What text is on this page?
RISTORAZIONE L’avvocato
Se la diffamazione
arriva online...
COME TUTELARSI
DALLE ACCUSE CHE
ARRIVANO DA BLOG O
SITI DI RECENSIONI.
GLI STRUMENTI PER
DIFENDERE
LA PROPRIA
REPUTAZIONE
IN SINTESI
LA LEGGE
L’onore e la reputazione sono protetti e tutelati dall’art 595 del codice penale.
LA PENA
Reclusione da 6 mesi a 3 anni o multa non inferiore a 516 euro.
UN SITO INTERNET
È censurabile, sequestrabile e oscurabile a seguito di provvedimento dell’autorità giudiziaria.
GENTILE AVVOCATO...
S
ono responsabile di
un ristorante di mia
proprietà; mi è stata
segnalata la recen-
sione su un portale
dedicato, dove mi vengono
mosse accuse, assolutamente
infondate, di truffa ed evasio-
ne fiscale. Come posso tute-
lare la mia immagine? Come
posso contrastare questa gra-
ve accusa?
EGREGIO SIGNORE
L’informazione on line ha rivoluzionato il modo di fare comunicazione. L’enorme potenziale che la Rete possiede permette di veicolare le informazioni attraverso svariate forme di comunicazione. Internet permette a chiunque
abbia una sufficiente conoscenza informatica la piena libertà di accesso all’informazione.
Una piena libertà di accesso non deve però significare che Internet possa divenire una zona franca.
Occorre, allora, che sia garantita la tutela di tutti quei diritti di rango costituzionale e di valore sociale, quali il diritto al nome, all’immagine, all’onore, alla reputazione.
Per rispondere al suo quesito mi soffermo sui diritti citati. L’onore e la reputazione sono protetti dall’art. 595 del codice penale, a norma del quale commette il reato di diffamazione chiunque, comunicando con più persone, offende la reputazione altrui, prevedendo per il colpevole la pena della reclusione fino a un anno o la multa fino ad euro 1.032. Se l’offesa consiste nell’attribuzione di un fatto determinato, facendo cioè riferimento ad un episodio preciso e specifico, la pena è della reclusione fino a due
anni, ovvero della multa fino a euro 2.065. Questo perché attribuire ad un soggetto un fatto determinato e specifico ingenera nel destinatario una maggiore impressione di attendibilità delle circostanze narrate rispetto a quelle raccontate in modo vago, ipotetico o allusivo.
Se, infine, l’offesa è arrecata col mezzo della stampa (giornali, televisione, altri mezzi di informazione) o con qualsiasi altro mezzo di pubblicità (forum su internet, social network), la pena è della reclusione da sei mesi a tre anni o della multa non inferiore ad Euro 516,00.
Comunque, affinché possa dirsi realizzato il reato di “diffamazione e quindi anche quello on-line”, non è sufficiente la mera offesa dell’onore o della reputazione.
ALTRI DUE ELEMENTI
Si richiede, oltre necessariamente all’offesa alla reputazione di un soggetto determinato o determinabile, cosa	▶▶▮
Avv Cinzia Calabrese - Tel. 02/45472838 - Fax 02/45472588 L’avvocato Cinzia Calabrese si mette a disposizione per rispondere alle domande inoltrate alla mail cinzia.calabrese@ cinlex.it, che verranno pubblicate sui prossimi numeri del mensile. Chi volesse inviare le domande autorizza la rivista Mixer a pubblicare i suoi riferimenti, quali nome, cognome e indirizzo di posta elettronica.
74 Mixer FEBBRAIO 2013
○ ○ ○ ○
* _Description of the task_
Say how many lines of the material contain the word "sono", with no other text.

* _Problem solution_
2